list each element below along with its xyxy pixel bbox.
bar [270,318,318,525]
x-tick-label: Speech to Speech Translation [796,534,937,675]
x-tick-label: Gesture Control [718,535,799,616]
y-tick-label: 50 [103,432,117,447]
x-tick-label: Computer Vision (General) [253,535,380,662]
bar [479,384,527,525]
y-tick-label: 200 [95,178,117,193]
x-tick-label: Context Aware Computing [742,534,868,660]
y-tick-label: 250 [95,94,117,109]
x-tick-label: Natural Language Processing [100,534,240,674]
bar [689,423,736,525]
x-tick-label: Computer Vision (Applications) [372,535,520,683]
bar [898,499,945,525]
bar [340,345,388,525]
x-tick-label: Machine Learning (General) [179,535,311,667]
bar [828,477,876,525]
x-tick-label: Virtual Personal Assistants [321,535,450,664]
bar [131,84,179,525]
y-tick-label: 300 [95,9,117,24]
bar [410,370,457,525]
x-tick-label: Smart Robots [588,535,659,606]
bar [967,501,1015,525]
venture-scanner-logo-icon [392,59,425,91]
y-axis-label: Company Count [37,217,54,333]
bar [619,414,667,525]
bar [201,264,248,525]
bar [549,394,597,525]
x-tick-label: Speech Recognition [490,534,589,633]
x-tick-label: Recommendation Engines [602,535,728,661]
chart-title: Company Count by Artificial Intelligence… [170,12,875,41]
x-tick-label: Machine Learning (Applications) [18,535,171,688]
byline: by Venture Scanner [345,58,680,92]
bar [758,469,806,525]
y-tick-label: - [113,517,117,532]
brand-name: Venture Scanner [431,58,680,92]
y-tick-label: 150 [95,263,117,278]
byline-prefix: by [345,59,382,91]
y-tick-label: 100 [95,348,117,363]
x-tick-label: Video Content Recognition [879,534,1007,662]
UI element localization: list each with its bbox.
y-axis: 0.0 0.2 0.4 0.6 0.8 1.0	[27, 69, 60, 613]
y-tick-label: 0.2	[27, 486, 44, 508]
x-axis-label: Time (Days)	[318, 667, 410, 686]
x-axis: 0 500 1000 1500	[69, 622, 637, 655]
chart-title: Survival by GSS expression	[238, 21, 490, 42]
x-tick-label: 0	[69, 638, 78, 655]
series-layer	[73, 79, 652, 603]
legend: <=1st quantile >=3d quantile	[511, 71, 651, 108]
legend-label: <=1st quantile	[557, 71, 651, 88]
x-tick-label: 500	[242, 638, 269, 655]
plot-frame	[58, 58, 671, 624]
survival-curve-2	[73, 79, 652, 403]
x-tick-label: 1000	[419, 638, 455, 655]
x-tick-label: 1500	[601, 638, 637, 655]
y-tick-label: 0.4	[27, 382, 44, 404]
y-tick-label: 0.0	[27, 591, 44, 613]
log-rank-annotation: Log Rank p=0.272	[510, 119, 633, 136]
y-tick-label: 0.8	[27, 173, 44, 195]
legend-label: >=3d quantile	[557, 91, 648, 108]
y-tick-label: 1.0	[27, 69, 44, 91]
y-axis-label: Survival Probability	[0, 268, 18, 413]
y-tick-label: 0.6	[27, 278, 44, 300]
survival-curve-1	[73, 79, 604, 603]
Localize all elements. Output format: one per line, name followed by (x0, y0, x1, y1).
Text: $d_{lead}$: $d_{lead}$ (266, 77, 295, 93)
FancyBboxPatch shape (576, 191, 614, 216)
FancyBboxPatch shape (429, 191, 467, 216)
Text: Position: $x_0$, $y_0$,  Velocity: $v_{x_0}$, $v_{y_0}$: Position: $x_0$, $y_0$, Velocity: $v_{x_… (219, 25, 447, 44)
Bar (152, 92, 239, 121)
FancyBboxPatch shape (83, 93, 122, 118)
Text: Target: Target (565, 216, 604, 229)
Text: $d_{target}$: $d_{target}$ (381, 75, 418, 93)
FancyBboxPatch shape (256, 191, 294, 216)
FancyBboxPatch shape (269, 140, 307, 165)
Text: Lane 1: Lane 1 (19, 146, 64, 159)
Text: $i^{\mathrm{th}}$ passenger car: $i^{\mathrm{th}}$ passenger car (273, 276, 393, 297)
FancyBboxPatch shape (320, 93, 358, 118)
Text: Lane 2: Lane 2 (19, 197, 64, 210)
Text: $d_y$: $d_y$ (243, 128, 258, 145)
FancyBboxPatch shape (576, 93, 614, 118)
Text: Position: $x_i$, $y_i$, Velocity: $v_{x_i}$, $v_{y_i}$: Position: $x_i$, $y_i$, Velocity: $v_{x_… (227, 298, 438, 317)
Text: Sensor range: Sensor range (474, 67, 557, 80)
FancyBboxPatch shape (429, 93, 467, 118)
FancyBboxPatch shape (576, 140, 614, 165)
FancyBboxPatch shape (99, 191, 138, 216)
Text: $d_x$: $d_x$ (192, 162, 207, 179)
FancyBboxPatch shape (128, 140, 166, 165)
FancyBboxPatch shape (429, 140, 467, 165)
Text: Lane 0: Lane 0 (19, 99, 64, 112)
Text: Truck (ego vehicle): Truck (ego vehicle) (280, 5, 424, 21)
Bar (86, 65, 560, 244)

Exercise goal
Pick out each line of the listing that contains the string "curve", treating uppercase and lowercase letters as distinct.

Expected answer
survival-curve-2	[73, 79, 652, 403]
survival-curve-1	[73, 79, 604, 603]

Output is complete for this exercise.